### STATED GOAL
Check every line of the entries that follow, and copy the ones containing "поездки".

### RAW DATA
◇ ◇ ◇ ◇

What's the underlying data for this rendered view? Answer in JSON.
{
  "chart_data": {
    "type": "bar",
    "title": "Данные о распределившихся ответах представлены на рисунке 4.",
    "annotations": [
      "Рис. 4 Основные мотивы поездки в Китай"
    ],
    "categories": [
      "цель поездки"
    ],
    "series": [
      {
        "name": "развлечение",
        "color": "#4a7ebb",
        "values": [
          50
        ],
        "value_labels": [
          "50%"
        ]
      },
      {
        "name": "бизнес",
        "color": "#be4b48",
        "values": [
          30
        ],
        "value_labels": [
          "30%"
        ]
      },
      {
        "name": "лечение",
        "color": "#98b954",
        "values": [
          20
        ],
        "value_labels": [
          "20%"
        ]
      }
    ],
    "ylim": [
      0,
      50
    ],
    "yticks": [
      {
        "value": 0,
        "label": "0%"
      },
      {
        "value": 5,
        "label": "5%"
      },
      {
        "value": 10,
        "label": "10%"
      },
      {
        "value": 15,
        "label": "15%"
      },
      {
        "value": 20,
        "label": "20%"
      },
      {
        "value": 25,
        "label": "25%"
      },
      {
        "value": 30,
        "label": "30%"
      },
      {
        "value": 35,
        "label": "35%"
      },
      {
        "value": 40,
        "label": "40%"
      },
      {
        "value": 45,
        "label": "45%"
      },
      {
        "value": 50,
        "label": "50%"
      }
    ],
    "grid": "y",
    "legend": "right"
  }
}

◇ ◇ ◇ ◇

### FINAL RESULT
      "Рис. 4 Основные мотивы поездки в Китай"
      "цель поездки"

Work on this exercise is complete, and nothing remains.